PROBLEM TO WORK ON: Scan the lines below; pull out those with "https".

DATASET:

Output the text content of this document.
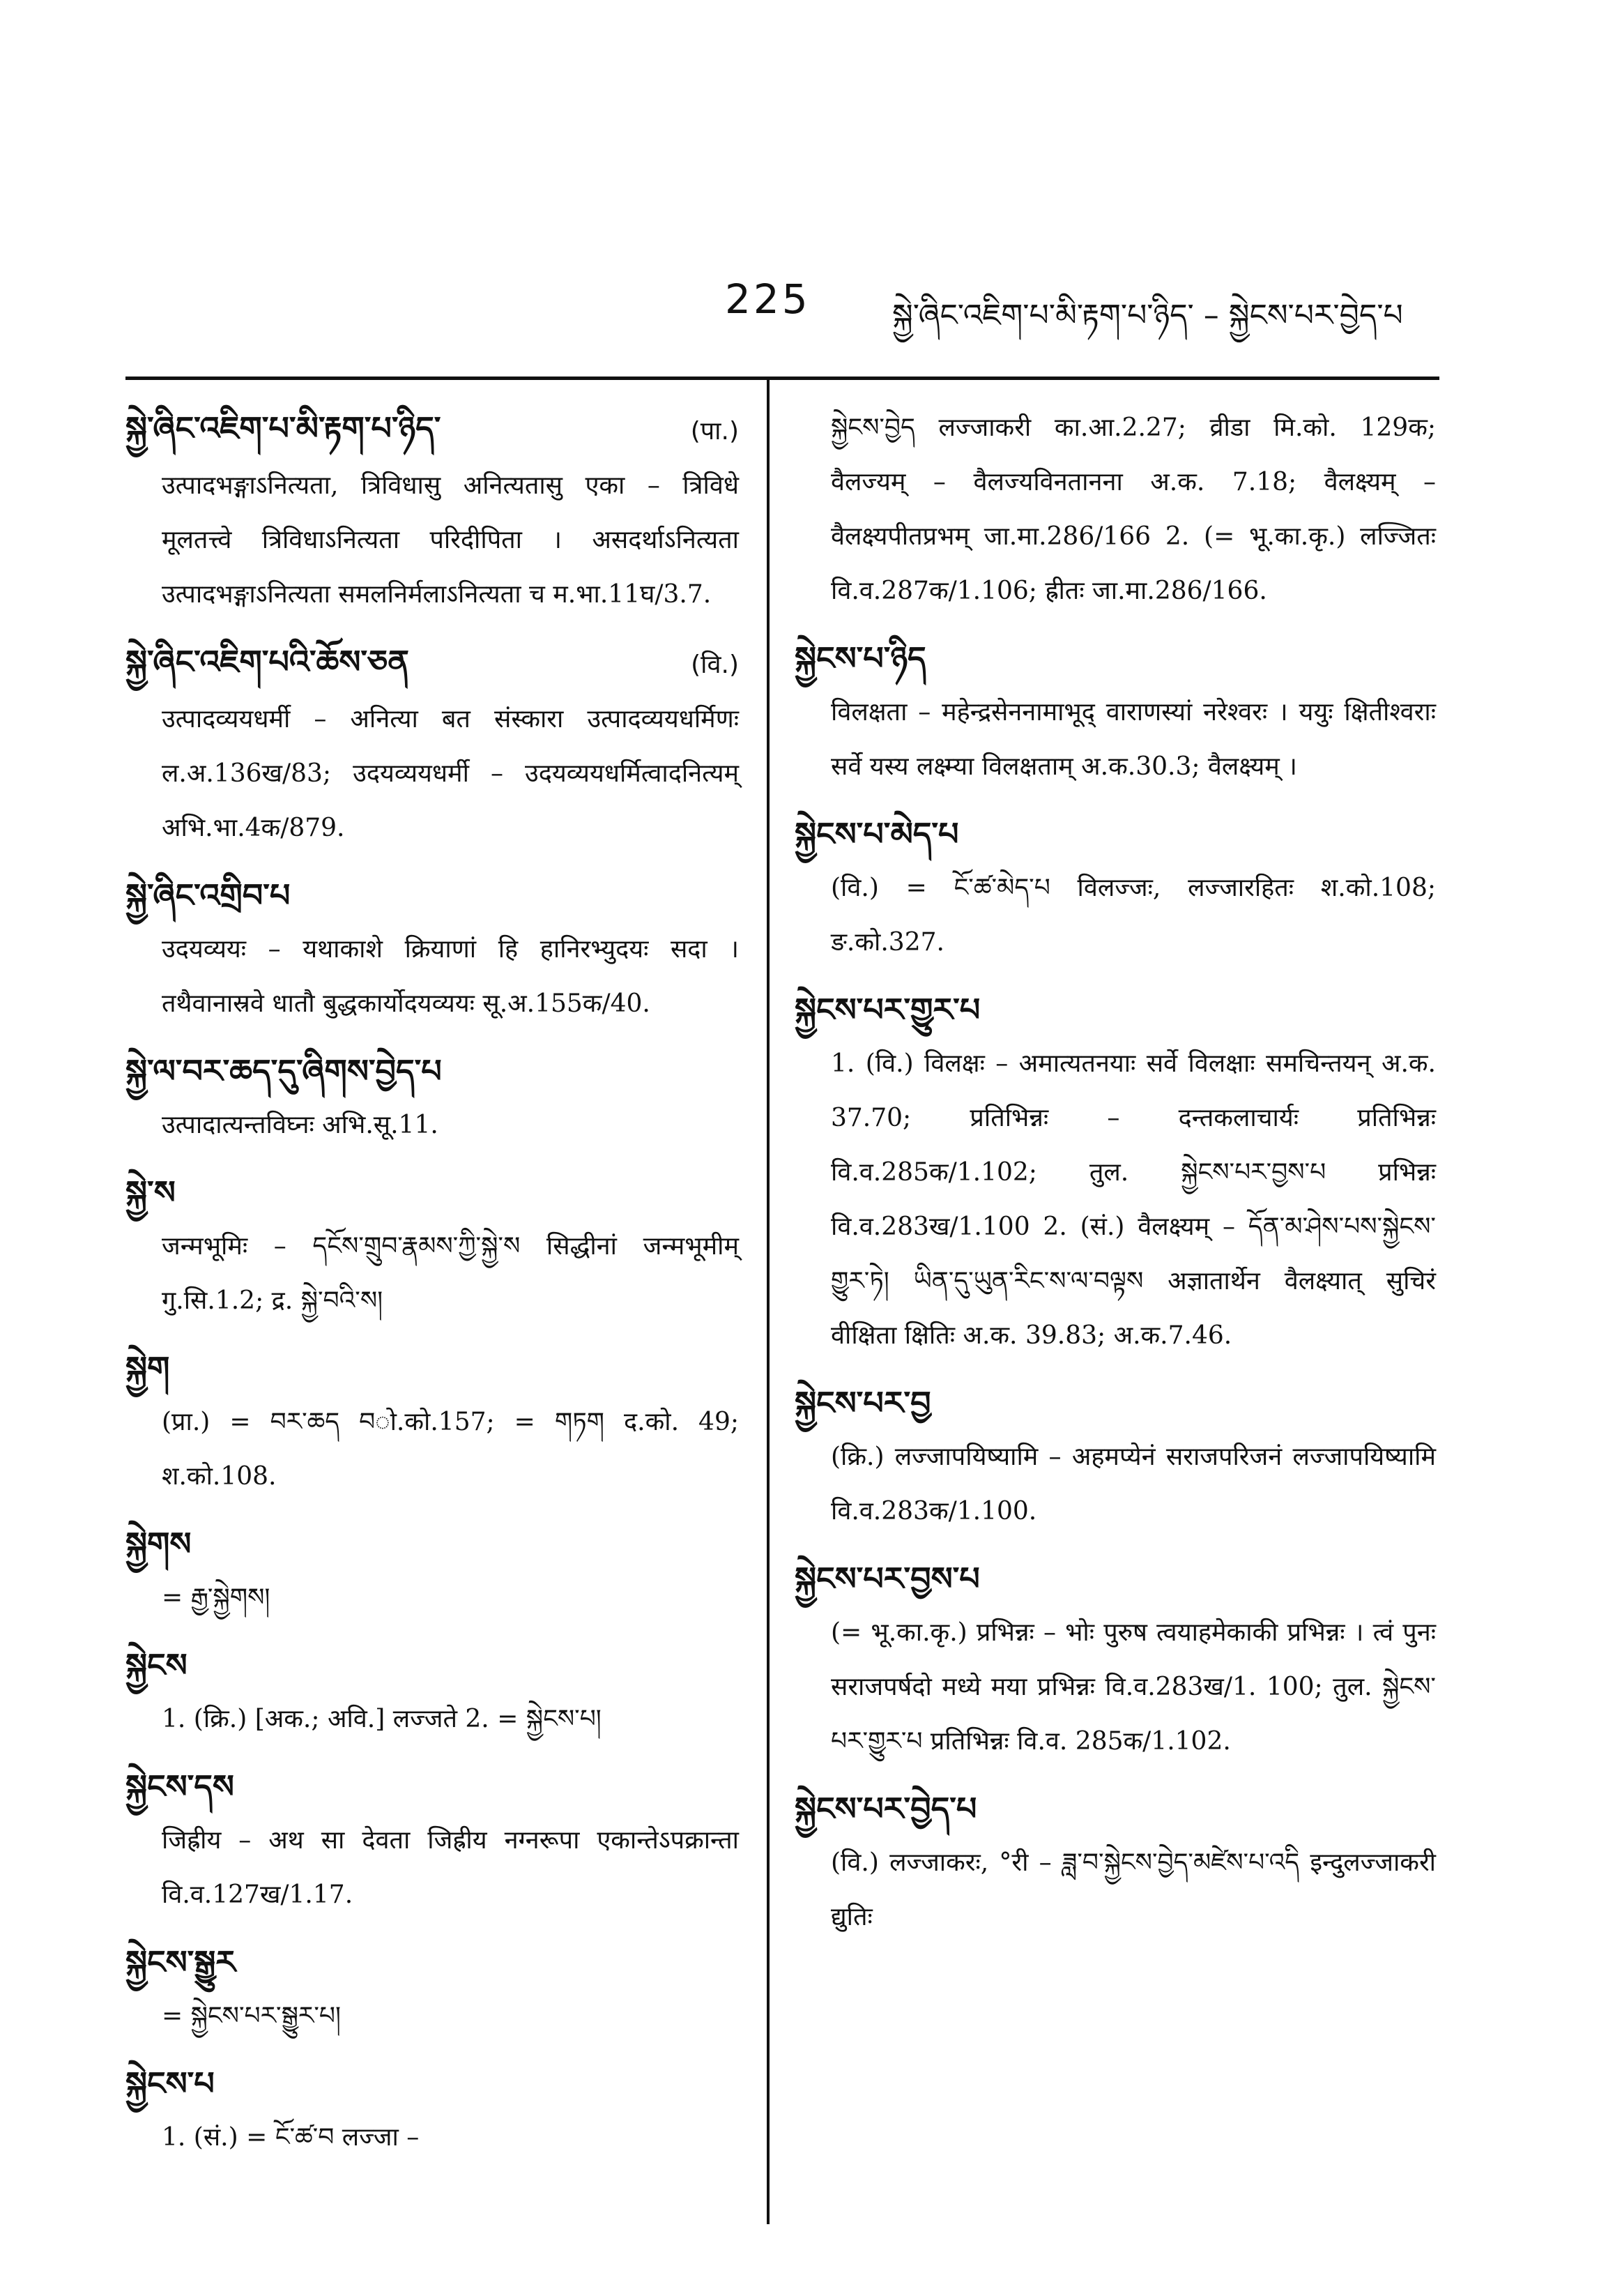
225	སྐྱེ་ཞིང་འཇིག་པ་མི་རྟག་པ་ཉིད་ – སྐྱེངས་པར་བྱེད་པ
སྐྱེ་ཞིང་འཇིག་པ་མི་རྟག་པ་ཉིད་	(पा.)
उत्पादभङ्गाऽनित्यता, त्रिविधासु अनित्यतासु एका – त्रिविधे मूलतत्त्वे त्रिविधाऽनित्यता परिदीपिता । असदर्थाऽनित्यता उत्पादभङ्गाऽनित्यता समलनिर्मलाऽनित्यता च म.भा.11घ/3.7.
སྐྱེ་ཞིང་འཇིག་པའི་ཆོས་ཅན	(वि.)
उत्पादव्ययधर्मी – अनित्या बत संस्कारा उत्पादव्ययधर्मिणः ल.अ.136ख/83; उदयव्ययधर्मी – उदयव्ययधर्मित्वादनित्यम् अभि.भा.4क/879.
སྐྱེ་ཞིང་འགྲིབ་པ
उदयव्ययः – यथाकाशे क्रियाणां हि हानिरभ्युदयः सदा । तथैवानास्रवे धातौ बुद्धकार्योदयव्ययः सू.अ.155क/40.
སྐྱེ་ལ་བར་ཆད་དུ་ཞིགས་བྱེད་པ
उत्पादात्यन्तविघ्नः अभि.सू.11.
སྐྱེ་ས
जन्मभूमिः – དངོས་གྲུབ་རྣམས་ཀྱི་སྐྱེ་ས सिद्धीनां जन्मभूमीम् गु.सि.1.2; द्र. སྐྱེ་བའི་ས།
སྐྱེག
(प्रा.) = བར་ཆད བो.को.157; = གཏག द.को. 49; श.को.108.
སྐྱེགས
= རྒྱ་སྐྱེགས།
སྐྱེངས
1. (क्रि.) [अक.; अवि.] लज्जते 2. = སྐྱེངས་པ།
སྐྱེངས་དས
जिह्रीय – अथ सा देवता जिह्रीय नग्नरूपा एकान्तेऽपक्रान्ता वि.व.127ख/1.17.
སྐྱེངས་སྒྱུར
= སྐྱེངས་པར་སྒྱུར་པ།
སྐྱེངས་པ
1. (सं.) = ངོ་ཚ་བ लज्जा –
སྐྱེངས་བྱེད लज्जाकरी का.आ.2.27; व्रीडा मि.को. 129क; वैलज्यम् – वैलज्यविनतानना अ.क. 7.18; वैलक्ष्यम् – वैलक्ष्यपीतप्रभम् जा.मा.286/166 2. (= भू.का.कृ.) लज्जितः वि.व.287क/1.106; ह्रीतः जा.मा.286/166.
སྐྱེངས་པ་ཉིད
विलक्षता – महेन्द्रसेननामाभूद् वाराणस्यां नरेश्वरः । ययुः क्षितीश्वराः सर्वे यस्य लक्ष्म्या विलक्षताम् अ.क.30.3; वैलक्ष्यम् ।
སྐྱེངས་པ་མེད་པ
(वि.) = ངོ་ཚ་མེད་པ विलज्जः, लज्जारहितः श.को.108; ङ.को.327.
སྐྱེངས་པར་གྱུར་པ
1. (वि.) विलक्षः – अमात्यतनयाः सर्वे विलक्षाः समचिन्तयन् अ.क. 37.70; प्रतिभिन्नः – दन्तकलाचार्यः प्रतिभिन्नः वि.व.285क/1.102; तुल. སྐྱེངས་པར་བྱས་པ प्रभिन्नः वि.व.283ख/1.100 2. (सं.) वैलक्ष्यम् – དོན་མ་ཤེས་པས་སྐྱེངས་གྱུར་ཏེ། ཡིན་དུ་ཡུན་རིང་ས་ལ་བལྟས अज्ञातार्थेन वैलक्ष्यात् सुचिरं वीक्षिता क्षितिः अ.क. 39.83; अ.क.7.46.
སྐྱེངས་པར་བྱ
(क्रि.) लज्जापयिष्यामि – अहमप्येनं सराजपरिजनं लज्जापयिष्यामि वि.व.283क/1.100.
སྐྱེངས་པར་བྱས་པ
(= भू.का.कृ.) प्रभिन्नः – भोः पुरुष त्वयाहमेकाकी प्रभिन्नः । त्वं पुनः सराजपर्षदो मध्ये मया प्रभिन्नः वि.व.283ख/1. 100; तुल. སྐྱེངས་པར་གྱུར་པ प्रतिभिन्नः वि.व. 285क/1.102.
སྐྱེངས་པར་བྱེད་པ
(वि.) लज्जाकरः, °री – ཟླ་བ་སྐྱེངས་བྱེད་མཛེས་པ་འདི इन्दुलज्जाकरी द्युतिः
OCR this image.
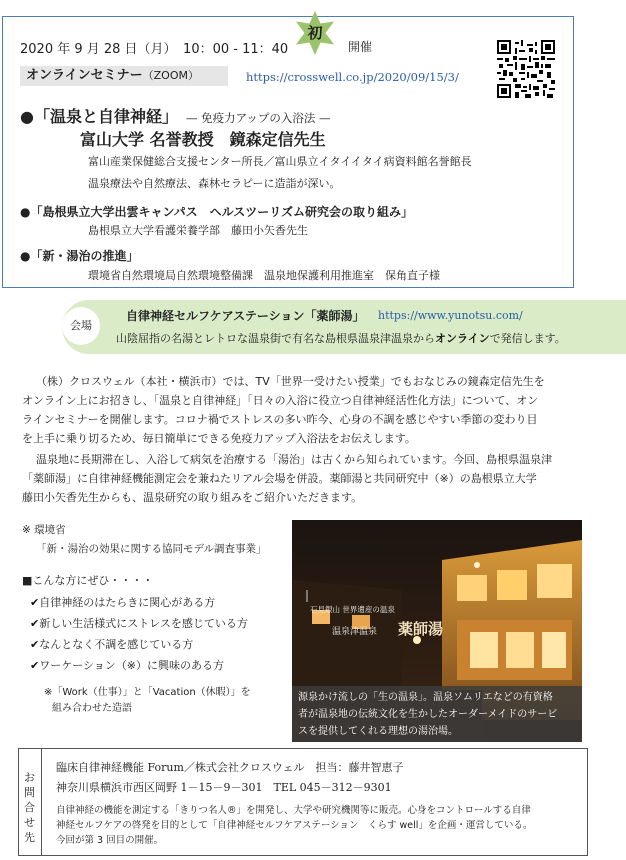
2020 年 9 月 28 日（月）　10：00 - 11：40
初
開催
オンラインセミナー（ZOOM）	https://crosswell.co.jp/2020/09/15/3/
●「温泉と自律神経」　 — 免疫力アップの入浴法 —
富山大学 名誉教授　鏡森定信先生
富山産業保健総合支援センター所長／富山県立イタイイタイ病資料館名誉館長
温泉療法や自然療法、森林セラピーに造詣が深い。
●「島根県立大学出雲キャンパス　ヘルスツーリズム研究会の取り組み」
島根県立大学看護栄養学部　藤田小矢香先生
●「新・湯治の推進」
環境省自然環境局自然環境整備課　温泉地保護利用推進室　保角直子様
会場
自律神経セルフケアステーション「薬師湯」 https://www.yunotsu.com/
山陰屈指の名湯とレトロな温泉街で有名な島根県温泉津温泉からオンラインで発信します。
（株）クロスウェル（本社・横浜市）では、TV「世界一受けたい授業」でもおなじみの鏡森定信先生を
オンライン上にお招きし、「温泉と自律神経」「日々の入浴に役立つ自律神経活性化方法」について、オン
ラインセミナーを開催します。コロナ禍でストレスの多い昨今、心身の不調を感じやすい季節の変わり目
を上手に乗り切るため、毎日簡単にできる免疫力アップ入浴法をお伝えします。
温泉地に長期滞在し、入浴して病気を治療する「湯治」は古くから知られています。今回、島根県温泉津
「薬師湯」に自律神経機能測定会を兼ねたリアル会場を併設。薬師湯と共同研究中（※）の島根県立大学
藤田小矢香先生からも、温泉研究の取り組みをご紹介いただきます。
※ 環境省
「新・湯治の効果に関する協同モデル調査事業」
■こんな方にぜひ・・・・
✔自律神経のはたらきに関心がある方
✔新しい生活様式にストレスを感じている方
✔なんとなく不調を感じている方
✔ワーケーション（※）に興味のある方
※「Work（仕事）」と「Vacation（休暇）」を
組み合わせた造語
石見銀山 世界遺産の温泉
温泉津温泉 薬師湯
源泉かけ流しの「生の温泉」。温泉ソムリエなどの有資格
者が温泉地の伝統文化を生かしたオーダーメイドのサービ
スを提供してくれる理想の湯治場。
お
問
合
せ
先
臨床自律神経機能 Forum／株式会社クロスウェル　担当：藤井智恵子
神奈川県横浜市西区岡野 1－15－9－301　TEL 045－312－9301
自律神経の機能を測定する「きりつ名人®」を開発し、大学や研究機関等に販売。心身をコントロールする自律
神経セルフケアの啓発を目的として「自律神経セルフケアステーション　くらす well」を企画・運営している。
今回が第 3 回目の開催。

SOLUTION TO THIS TASK:
オンラインセミナー（ZOOM）	https://crosswell.co.jp/2020/09/15/3/
自律神経セルフケアステーション「薬師湯」 https://www.yunotsu.com/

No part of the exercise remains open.